Stored data entries:

** Begin **

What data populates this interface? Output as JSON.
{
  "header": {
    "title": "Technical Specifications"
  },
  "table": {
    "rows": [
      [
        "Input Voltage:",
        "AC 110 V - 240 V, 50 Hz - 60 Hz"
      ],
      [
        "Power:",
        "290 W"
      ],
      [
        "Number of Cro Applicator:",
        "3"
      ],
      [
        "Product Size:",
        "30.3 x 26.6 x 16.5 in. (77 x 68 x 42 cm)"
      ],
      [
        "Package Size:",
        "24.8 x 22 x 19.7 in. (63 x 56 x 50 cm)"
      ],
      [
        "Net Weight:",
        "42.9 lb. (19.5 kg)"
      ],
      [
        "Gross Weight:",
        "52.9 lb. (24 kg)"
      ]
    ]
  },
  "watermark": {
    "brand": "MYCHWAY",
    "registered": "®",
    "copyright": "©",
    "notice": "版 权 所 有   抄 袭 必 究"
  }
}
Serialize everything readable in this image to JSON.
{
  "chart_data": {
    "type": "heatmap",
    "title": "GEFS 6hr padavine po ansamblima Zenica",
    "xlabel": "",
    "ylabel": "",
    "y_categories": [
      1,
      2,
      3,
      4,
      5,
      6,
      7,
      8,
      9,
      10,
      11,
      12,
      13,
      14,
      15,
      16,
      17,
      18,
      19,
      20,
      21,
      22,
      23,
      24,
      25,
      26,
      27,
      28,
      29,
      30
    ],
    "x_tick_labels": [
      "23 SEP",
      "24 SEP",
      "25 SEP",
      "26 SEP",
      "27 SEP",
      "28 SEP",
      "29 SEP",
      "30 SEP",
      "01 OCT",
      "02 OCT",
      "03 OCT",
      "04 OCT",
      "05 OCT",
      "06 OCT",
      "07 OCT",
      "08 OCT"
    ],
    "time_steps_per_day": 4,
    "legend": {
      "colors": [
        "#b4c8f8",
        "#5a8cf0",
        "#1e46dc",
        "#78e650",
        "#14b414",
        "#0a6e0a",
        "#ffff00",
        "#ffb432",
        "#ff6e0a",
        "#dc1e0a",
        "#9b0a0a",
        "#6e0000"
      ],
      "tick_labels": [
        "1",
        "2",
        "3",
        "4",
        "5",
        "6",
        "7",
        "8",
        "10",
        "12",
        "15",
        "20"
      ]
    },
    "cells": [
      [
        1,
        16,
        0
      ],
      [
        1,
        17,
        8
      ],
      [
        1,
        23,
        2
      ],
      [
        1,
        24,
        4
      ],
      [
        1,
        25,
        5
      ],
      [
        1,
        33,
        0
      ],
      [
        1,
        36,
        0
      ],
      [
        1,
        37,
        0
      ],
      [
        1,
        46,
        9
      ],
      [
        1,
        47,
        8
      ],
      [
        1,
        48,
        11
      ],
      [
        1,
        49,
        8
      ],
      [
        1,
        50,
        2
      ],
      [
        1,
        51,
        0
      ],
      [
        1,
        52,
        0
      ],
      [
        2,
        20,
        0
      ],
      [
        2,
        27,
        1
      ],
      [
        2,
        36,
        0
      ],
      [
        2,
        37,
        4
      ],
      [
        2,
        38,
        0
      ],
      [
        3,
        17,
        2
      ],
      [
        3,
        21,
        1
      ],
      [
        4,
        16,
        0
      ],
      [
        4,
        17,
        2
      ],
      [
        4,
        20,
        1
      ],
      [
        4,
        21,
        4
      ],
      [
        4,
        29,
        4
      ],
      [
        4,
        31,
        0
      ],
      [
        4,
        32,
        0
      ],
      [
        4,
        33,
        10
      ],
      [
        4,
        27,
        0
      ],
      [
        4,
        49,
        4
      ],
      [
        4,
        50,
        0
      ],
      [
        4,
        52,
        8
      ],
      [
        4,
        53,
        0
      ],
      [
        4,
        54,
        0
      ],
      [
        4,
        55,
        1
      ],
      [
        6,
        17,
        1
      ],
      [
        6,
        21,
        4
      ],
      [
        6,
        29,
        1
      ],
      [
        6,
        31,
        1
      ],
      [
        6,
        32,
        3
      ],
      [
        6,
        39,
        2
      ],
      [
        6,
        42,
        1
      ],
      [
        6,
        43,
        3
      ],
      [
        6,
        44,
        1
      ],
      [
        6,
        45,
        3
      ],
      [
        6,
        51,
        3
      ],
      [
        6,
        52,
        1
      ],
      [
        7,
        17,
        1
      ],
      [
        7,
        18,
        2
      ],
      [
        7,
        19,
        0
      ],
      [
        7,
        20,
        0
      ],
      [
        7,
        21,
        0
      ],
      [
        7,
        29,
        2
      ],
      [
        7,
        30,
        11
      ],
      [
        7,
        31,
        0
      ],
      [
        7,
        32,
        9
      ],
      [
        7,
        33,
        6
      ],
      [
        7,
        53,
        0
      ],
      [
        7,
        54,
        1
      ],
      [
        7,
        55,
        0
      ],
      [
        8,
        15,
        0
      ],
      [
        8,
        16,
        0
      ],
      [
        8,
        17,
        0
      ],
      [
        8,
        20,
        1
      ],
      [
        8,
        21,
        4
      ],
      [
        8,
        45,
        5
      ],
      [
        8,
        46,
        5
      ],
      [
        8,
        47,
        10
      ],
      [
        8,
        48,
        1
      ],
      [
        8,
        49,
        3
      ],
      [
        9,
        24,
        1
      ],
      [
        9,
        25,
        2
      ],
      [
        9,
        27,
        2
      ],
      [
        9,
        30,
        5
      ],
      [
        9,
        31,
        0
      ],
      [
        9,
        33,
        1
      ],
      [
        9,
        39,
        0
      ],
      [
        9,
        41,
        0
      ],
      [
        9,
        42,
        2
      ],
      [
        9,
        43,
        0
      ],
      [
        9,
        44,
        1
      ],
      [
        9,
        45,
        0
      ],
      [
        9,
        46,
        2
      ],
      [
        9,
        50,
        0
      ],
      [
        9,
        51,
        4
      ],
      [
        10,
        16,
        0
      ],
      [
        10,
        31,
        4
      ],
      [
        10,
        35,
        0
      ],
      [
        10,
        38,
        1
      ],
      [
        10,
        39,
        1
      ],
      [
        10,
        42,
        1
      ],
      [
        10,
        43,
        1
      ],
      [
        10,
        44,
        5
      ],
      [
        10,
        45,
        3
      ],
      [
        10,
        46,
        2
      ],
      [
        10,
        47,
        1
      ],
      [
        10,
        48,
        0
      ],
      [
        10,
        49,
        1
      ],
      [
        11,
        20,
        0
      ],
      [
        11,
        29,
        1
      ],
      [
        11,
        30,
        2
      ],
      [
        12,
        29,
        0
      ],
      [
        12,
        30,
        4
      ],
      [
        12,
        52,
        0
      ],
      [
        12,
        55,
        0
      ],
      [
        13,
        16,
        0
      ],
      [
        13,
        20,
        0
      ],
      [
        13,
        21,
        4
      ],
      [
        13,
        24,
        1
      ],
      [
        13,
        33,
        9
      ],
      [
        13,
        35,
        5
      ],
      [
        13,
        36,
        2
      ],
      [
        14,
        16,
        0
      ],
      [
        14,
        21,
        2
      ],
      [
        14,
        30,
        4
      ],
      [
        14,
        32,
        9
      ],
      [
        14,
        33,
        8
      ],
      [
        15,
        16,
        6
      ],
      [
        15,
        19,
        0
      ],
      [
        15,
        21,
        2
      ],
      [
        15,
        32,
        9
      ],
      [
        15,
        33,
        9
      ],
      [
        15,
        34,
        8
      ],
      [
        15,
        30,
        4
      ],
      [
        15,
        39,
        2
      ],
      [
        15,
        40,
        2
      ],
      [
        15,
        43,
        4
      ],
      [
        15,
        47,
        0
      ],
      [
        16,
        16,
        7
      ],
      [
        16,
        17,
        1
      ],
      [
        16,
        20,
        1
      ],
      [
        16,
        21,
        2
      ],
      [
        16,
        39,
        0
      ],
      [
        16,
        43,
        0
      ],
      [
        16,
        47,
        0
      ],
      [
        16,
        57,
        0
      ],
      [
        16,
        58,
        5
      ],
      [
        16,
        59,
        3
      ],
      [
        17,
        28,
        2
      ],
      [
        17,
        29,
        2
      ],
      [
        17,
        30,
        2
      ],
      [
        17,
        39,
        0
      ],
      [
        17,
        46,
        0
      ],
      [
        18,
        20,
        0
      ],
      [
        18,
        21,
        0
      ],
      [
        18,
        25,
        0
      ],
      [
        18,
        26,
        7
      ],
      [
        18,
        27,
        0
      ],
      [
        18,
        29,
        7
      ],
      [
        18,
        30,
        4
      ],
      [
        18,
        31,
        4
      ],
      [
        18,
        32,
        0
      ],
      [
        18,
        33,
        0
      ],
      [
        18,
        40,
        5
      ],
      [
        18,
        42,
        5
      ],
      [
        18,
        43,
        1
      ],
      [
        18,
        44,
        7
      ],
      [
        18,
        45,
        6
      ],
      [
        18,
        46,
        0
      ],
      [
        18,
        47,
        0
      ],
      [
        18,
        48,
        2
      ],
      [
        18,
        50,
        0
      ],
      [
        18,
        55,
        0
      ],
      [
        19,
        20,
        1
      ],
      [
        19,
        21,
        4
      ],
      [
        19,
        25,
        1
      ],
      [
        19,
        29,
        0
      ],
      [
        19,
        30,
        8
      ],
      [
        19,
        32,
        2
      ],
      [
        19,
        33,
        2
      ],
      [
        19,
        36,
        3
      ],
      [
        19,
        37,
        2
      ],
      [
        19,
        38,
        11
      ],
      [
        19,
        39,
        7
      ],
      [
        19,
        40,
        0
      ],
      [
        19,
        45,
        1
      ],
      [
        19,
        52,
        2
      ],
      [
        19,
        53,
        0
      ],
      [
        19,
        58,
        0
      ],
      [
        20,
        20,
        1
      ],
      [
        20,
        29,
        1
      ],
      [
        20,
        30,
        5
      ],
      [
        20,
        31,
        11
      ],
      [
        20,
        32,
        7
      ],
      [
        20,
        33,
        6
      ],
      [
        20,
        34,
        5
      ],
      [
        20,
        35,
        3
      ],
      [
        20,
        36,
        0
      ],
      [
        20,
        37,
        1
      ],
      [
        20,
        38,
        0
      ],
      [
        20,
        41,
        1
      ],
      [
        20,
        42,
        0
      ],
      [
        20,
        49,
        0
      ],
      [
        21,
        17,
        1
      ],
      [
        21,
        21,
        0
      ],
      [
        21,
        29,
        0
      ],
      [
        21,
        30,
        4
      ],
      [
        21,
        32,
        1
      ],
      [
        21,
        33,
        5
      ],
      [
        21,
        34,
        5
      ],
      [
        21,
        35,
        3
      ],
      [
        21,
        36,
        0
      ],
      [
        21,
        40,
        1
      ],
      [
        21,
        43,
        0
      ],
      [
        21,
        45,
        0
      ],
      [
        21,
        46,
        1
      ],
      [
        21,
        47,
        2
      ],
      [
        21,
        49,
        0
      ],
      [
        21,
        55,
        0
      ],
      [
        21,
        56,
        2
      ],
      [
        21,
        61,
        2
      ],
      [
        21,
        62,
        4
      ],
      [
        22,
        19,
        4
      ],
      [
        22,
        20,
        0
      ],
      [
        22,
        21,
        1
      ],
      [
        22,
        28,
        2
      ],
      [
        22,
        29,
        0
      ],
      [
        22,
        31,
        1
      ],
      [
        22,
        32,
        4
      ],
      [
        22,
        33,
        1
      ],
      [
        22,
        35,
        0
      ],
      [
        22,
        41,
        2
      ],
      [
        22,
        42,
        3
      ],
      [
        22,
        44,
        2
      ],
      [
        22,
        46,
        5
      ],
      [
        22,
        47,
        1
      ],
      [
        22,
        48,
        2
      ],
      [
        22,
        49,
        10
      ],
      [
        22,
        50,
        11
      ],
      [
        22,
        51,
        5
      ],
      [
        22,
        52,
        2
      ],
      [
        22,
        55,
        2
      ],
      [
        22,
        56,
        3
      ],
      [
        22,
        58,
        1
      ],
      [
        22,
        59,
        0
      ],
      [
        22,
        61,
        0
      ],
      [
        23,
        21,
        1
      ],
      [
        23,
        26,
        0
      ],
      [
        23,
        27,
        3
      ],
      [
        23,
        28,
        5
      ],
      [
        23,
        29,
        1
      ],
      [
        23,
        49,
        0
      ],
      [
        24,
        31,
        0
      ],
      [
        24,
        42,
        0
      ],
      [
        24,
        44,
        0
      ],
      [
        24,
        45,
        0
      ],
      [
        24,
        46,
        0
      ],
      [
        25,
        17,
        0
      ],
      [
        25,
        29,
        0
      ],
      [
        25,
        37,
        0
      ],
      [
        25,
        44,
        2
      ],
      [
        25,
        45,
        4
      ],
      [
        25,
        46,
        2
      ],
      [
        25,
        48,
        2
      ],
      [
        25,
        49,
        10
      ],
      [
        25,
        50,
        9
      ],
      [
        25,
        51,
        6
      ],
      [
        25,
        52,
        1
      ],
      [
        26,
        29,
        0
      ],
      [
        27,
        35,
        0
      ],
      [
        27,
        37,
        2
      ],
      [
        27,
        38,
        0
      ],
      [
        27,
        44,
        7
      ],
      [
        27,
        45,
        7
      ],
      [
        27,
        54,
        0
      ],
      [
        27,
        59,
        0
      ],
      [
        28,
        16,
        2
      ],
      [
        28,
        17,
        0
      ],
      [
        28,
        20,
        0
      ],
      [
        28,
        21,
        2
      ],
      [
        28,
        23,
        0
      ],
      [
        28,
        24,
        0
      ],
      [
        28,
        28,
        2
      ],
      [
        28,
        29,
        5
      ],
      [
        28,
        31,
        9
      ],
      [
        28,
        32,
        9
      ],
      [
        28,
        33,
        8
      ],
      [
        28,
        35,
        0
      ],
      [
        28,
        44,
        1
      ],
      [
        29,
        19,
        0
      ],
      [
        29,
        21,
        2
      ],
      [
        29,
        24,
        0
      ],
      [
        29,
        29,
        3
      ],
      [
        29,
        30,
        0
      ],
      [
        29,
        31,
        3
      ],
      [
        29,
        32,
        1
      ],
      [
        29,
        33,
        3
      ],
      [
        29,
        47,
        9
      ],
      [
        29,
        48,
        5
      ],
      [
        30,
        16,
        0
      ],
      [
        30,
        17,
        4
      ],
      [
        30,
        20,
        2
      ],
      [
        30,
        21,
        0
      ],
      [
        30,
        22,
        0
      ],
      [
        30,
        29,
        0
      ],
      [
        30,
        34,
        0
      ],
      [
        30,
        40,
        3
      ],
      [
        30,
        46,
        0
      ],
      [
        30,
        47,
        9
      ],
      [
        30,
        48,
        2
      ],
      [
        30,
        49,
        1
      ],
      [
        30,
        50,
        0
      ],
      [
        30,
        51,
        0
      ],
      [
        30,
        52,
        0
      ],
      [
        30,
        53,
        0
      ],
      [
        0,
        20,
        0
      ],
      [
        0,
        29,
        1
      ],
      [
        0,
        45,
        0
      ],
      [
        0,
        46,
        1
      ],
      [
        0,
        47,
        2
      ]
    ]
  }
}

** End **

■ Given problem: Look through the records and gather every line containing "this".

■ Correct answer:
What data populates this interface? Output as JSON.
Serialize everything readable in this image to JSON.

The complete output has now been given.